*PROBLEM DETAILS*
Determine the count of lines holding "każdy" and give that count alone.
▶
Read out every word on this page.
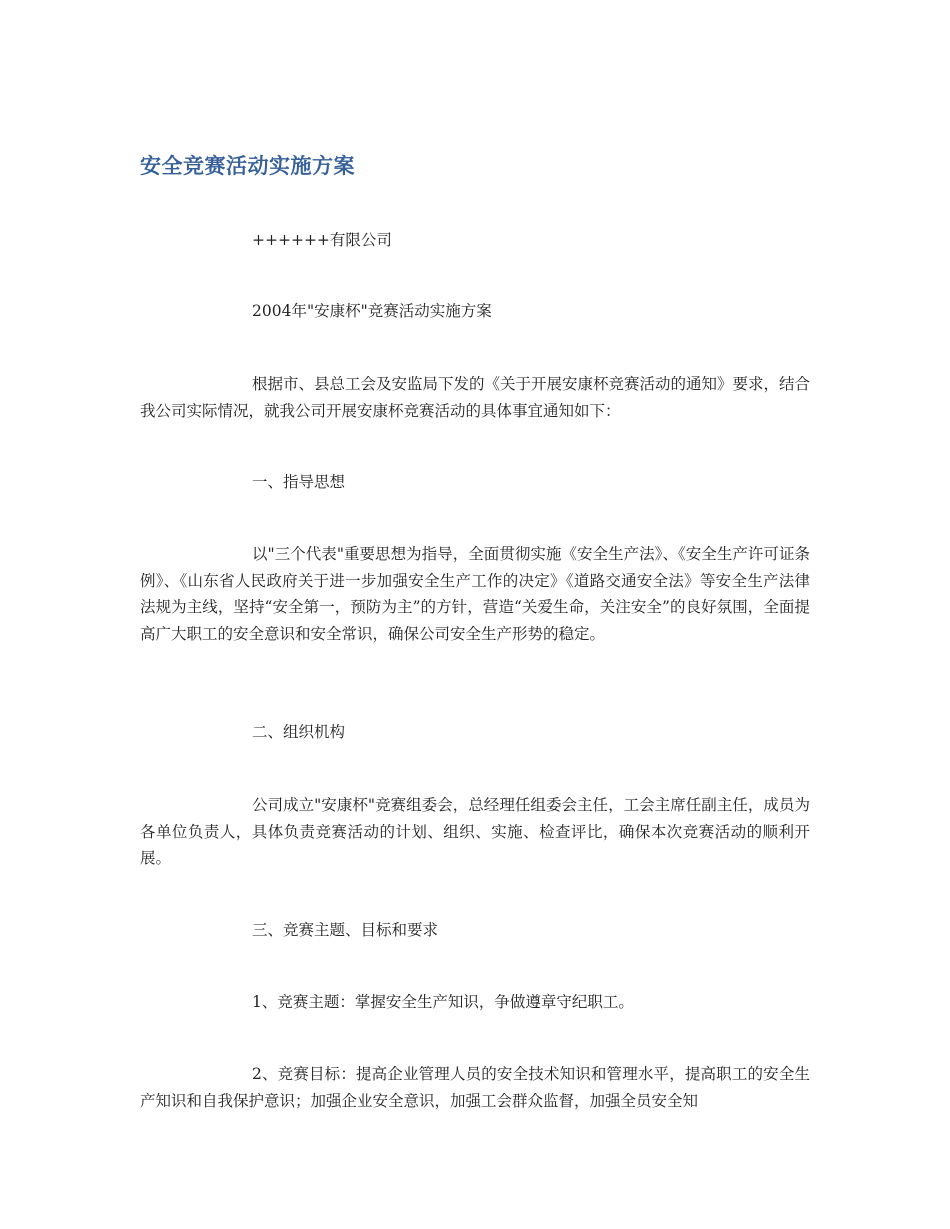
安全竞赛活动实施方案

++++++有限公司

2004年"安康杯"竞赛活动实施方案

根据市、县总工会及安监局下发的《关于开展安康杯竞赛活动的通知》要求，结合我公司实际情况，就我公司开展安康杯竞赛活动的具体事宜通知如下：

一、指导思想

以"三个代表"重要思想为指导，全面贯彻实施《安全生产法》、《安全生产许可证条例》、《山东省人民政府关于进一步加强安全生产工作的决定》《道路交通安全法》等安全生产法律法规为主线，坚持“安全第一，预防为主”的方针，营造“关爱生命，关注安全”的良好氛围，全面提高广大职工的安全意识和安全常识，确保公司安全生产形势的稳定。

二、组织机构

公司成立"安康杯"竞赛组委会，总经理任组委会主任，工会主席任副主任，成员为各单位负责人，具体负责竞赛活动的计划、组织、实施、检查评比，确保本次竞赛活动的顺利开展。

三、竞赛主题、目标和要求

1、竞赛主题：掌握安全生产知识，争做遵章守纪职工。

2、竞赛目标：提高企业管理人员的安全技术知识和管理水平，提高职工的安全生产知识和自我保护意识；加强企业安全意识，加强工会群众监督，加强全员安全知
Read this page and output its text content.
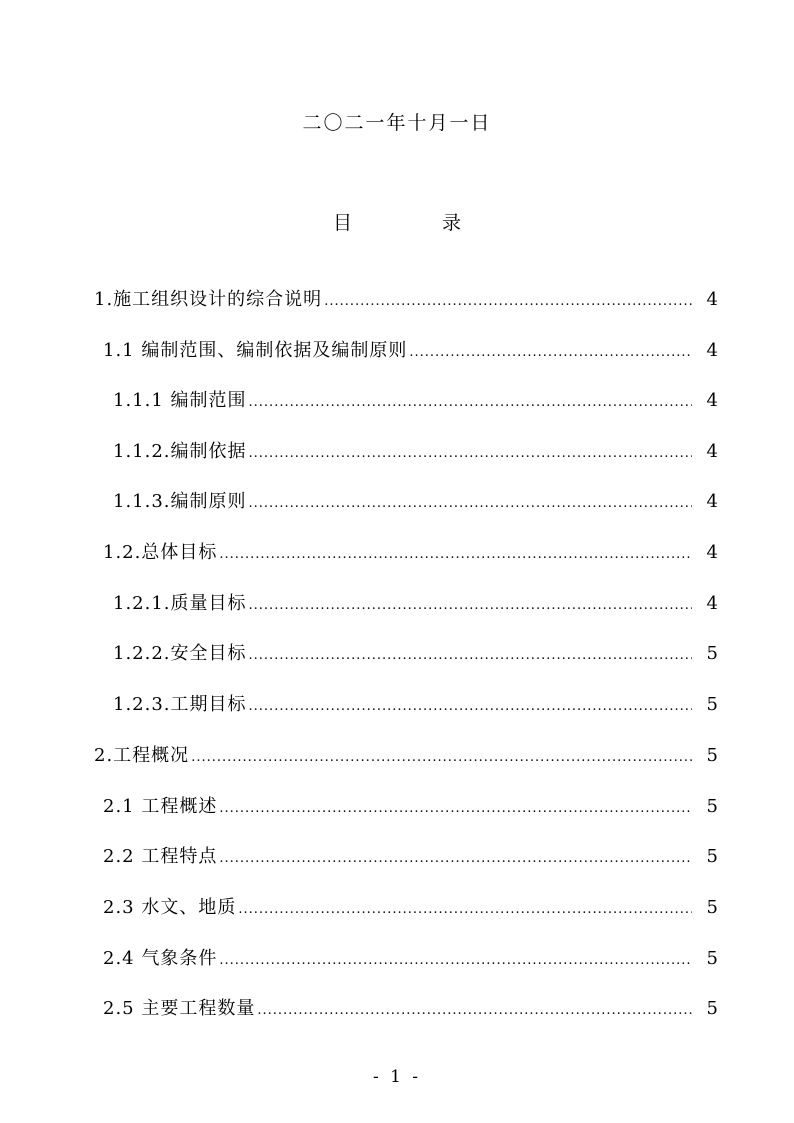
二〇二一年十月一日
目	录
1.施工组织设计的综合说明 .....	4
1.1 编制范围、编制依据及编制原则 .....	4
1.1.1 编制范围 .....	4
1.1.2.编制依据 .....	4
1.1.3.编制原则 .....	4
1.2.总体目标 .....	4
1.2.1.质量目标 .....	4
1.2.2.安全目标 .....	5
1.2.3.工期目标 .....	5
2.工程概况 .....	5
2.1 工程概述 .....	5
2.2 工程特点 .....	5
2.3 水文、地质 .....	5
2.4 气象条件 .....	5
2.5 主要工程数量 .....	5
- 1 -
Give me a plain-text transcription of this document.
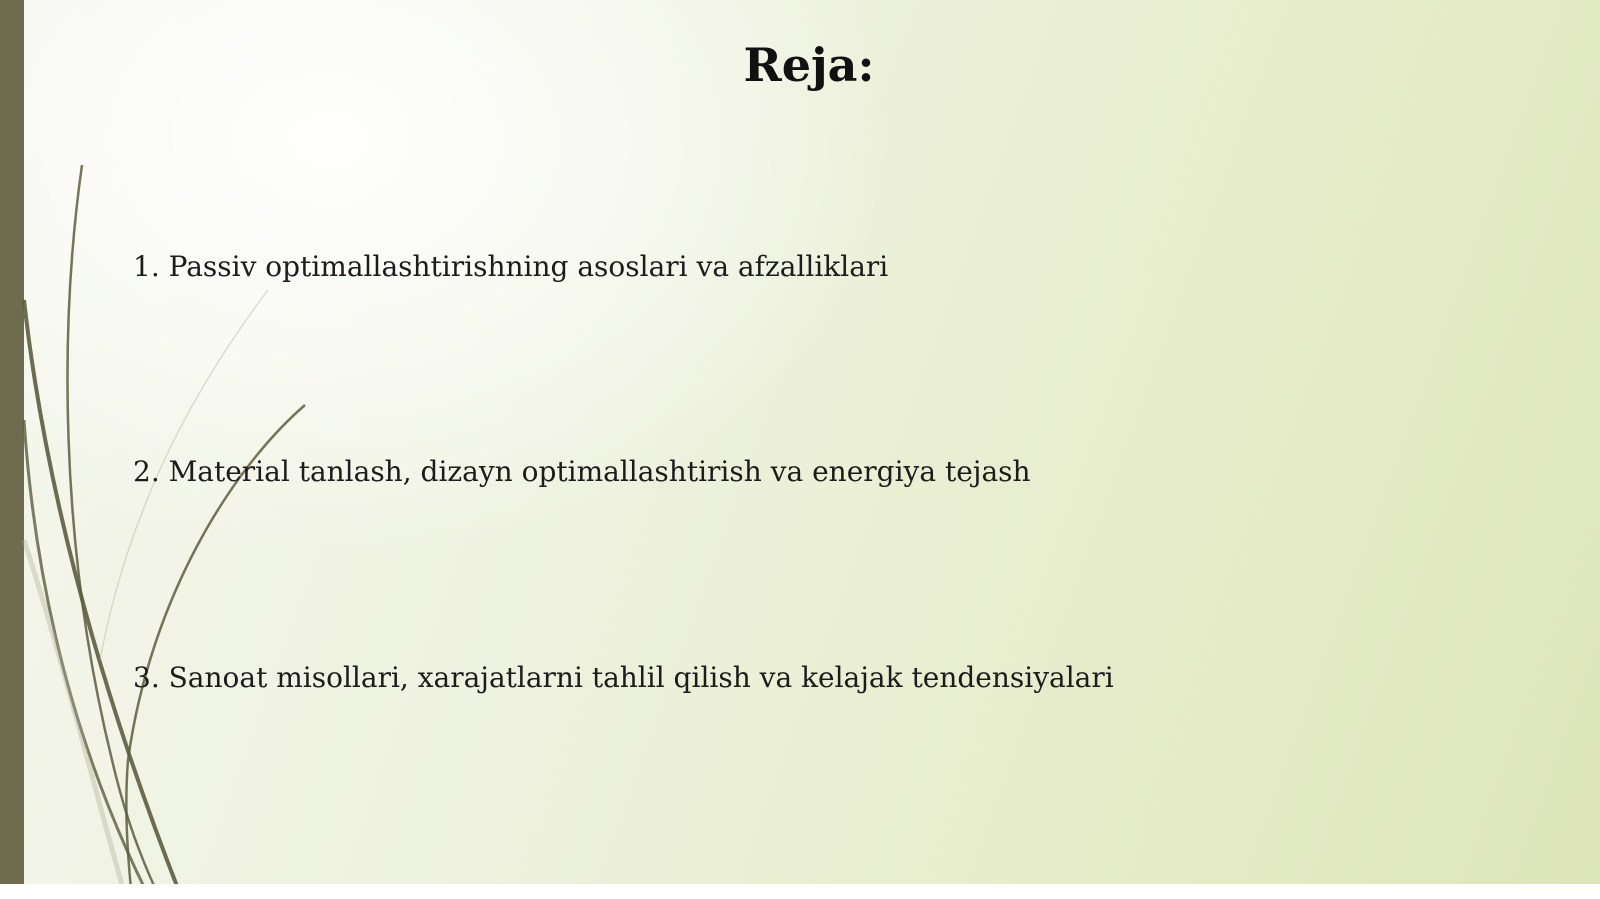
Reja:
1. Passiv optimallashtirishning asoslari va afzalliklari
2. Material tanlash, dizayn optimallashtirish va energiya tejash
3. Sanoat misollari, xarajatlarni tahlil qilish va kelajak tendensiyalari
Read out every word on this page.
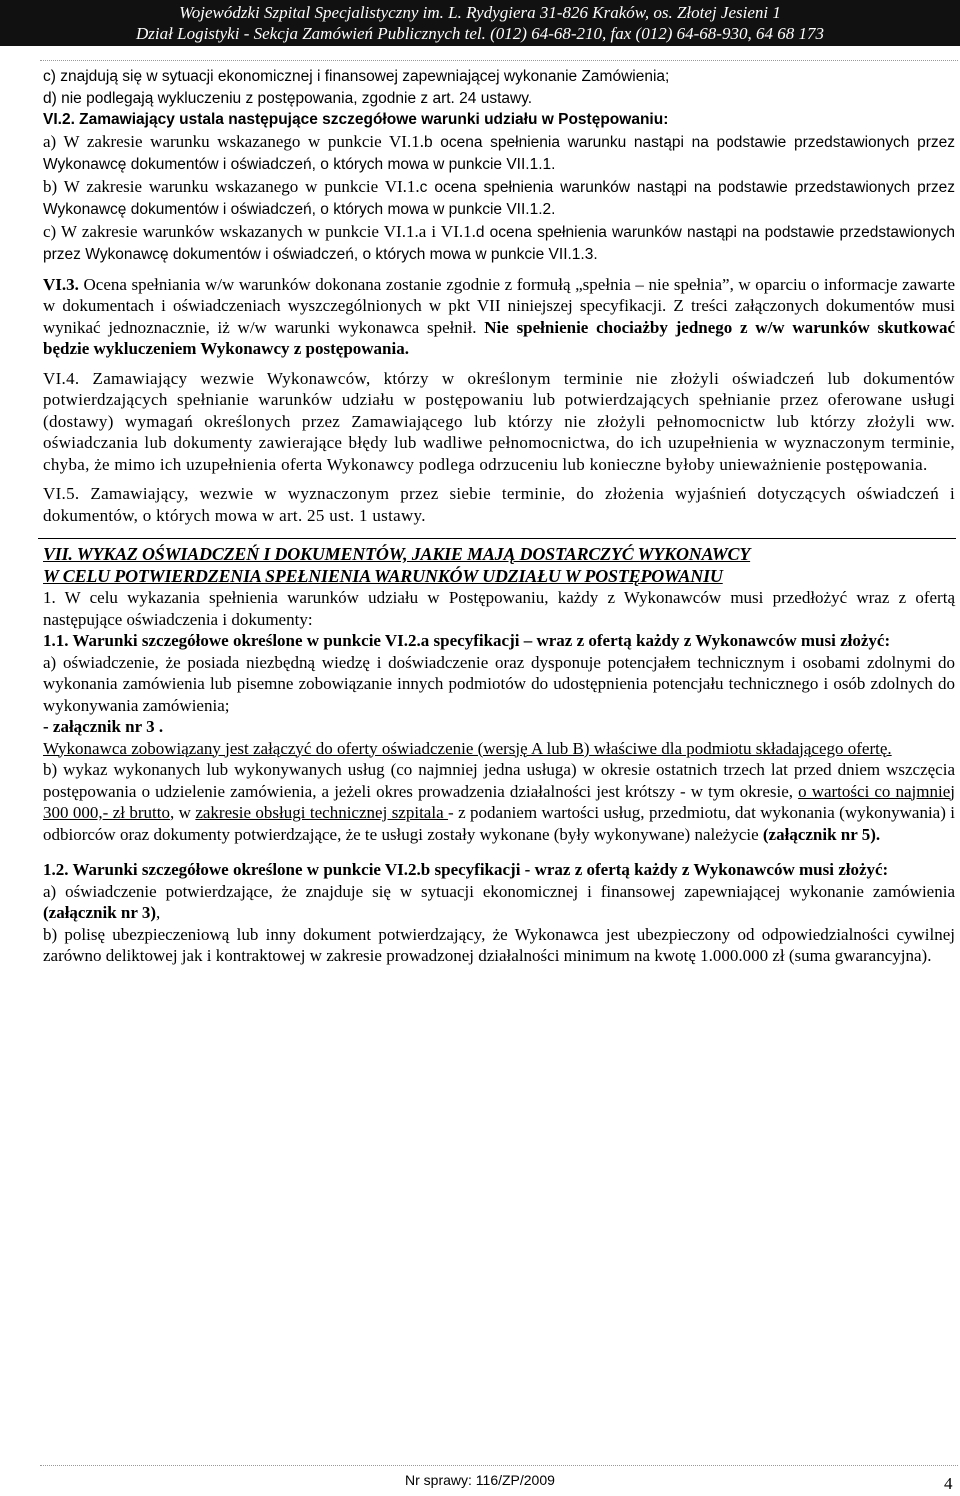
Wojewódzki Szpital Specjalistyczny im. L. Rydygiera 31-826 Kraków, os. Złotej Jesieni 1
Dział Logistyki - Sekcja Zamówień Publicznych tel. (012) 64-68-210, fax (012) 64-68-930, 64 68 173

c) znajdują się w sytuacji ekonomicznej i finansowej zapewniającej wykonanie Zamówienia;

d) nie podlegają wykluczeniu z postępowania, zgodnie z art. 24 ustawy.

VI.2. Zamawiający ustala następujące szczegółowe warunki udziału w Postępowaniu:

a) W zakresie warunku wskazanego w punkcie VI.1.b ocena spełnienia warunku nastąpi na podstawie przedstawionych przez Wykonawcę dokumentów i oświadczeń, o których mowa w punkcie VII.1.1.

b) W zakresie warunku wskazanego w punkcie VI.1.c ocena spełnienia warunków nastąpi na podstawie przedstawionych przez Wykonawcę dokumentów i oświadczeń, o których mowa w punkcie VII.1.2.

c) W zakresie warunków wskazanych w punkcie VI.1.a i VI.1.d ocena spełnienia warunków nastąpi na podstawie przedstawionych przez Wykonawcę dokumentów i oświadczeń, o których mowa w punkcie VII.1.3.

VI.3. Ocena spełniania w/w warunków dokonana zostanie zgodnie z formułą „spełnia – nie spełnia”, w oparciu o informacje zawarte w dokumentach i oświadczeniach wyszczególnionych w pkt VII niniejszej specyfikacji. Z treści załączonych dokumentów musi wynikać jednoznacznie, iż w/w warunki wykonawca spełnił. Nie spełnienie chociażby jednego z w/w warunków skutkować będzie wykluczeniem Wykonawcy z postępowania.

VI.4. Zamawiający wezwie Wykonawców, którzy w określonym terminie nie złożyli oświadczeń lub dokumentów potwierdzających spełnianie warunków udziału w postępowaniu lub potwierdzających spełnianie przez oferowane usługi (dostawy) wymagań określonych przez Zamawiającego lub którzy nie złożyli pełnomocnictw lub którzy złożyli ww. oświadczania lub dokumenty zawierające błędy lub wadliwe pełnomocnictwa, do ich uzupełnienia w wyznaczonym terminie, chyba, że mimo ich uzupełnienia oferta Wykonawcy podlega odrzuceniu lub konieczne byłoby unieważnienie postępowania.

VI.5. Zamawiający, wezwie w wyznaczonym przez siebie terminie, do złożenia wyjaśnień dotyczących oświadczeń i dokumentów, o których mowa w art. 25 ust. 1 ustawy.

VII. WYKAZ OŚWIADCZEŃ I DOKUMENTÓW, JAKIE MAJĄ DOSTARCZYĆ WYKONAWCY
W CELU POTWIERDZENIA SPEŁNIENIA WARUNKÓW UDZIAŁU W POSTĘPOWANIU

1. W celu wykazania spełnienia warunków udziału w Postępowaniu, każdy z Wykonawców musi przedłożyć wraz z ofertą następujące oświadczenia i dokumenty:

1.1. Warunki szczegółowe określone w punkcie VI.2.a specyfikacji – wraz z ofertą każdy z Wykonawców musi złożyć:

a) oświadczenie, że posiada niezbędną wiedzę i doświadczenie oraz dysponuje potencjałem technicznym i osobami zdolnymi do wykonania zamówienia lub pisemne zobowiązanie innych podmiotów do udostępnienia potencjału technicznego i osób zdolnych do wykonywania zamówienia;

- załącznik nr 3 .

Wykonawca zobowiązany jest załączyć do oferty oświadczenie (wersję A lub B) właściwe dla podmiotu składającego ofertę.

b) wykaz wykonanych lub wykonywanych usług (co najmniej jedna usługa) w okresie ostatnich trzech lat przed dniem wszczęcia postępowania o udzielenie zamówienia, a jeżeli okres prowadzenia działalności jest krótszy - w tym okresie, o wartości co najmniej 300 000,- zł brutto, w zakresie obsługi technicznej szpitala - z podaniem wartości usług, przedmiotu, dat wykonania (wykonywania) i odbiorców oraz dokumenty potwierdzające, że te usługi zostały wykonane (były wykonywane) należycie (załącznik nr 5).

1.2. Warunki szczegółowe określone w punkcie VI.2.b specyfikacji - wraz z ofertą każdy z Wykonawców musi złożyć:

a) oświadczenie potwierdzające, że znajduje się w sytuacji ekonomicznej i finansowej zapewniającej wykonanie zamówienia (załącznik nr 3),

b) polisę ubezpieczeniową lub inny dokument potwierdzający, że Wykonawca jest ubezpieczony od odpowiedzialności cywilnej zarówno deliktowej jak i kontraktowej w zakresie prowadzonej działalności minimum na kwotę 1.000.000 zł (suma gwarancyjna).

Nr sprawy: 116/ZP/2009	4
◀
*ANSWER TO THE PROBLEM*
3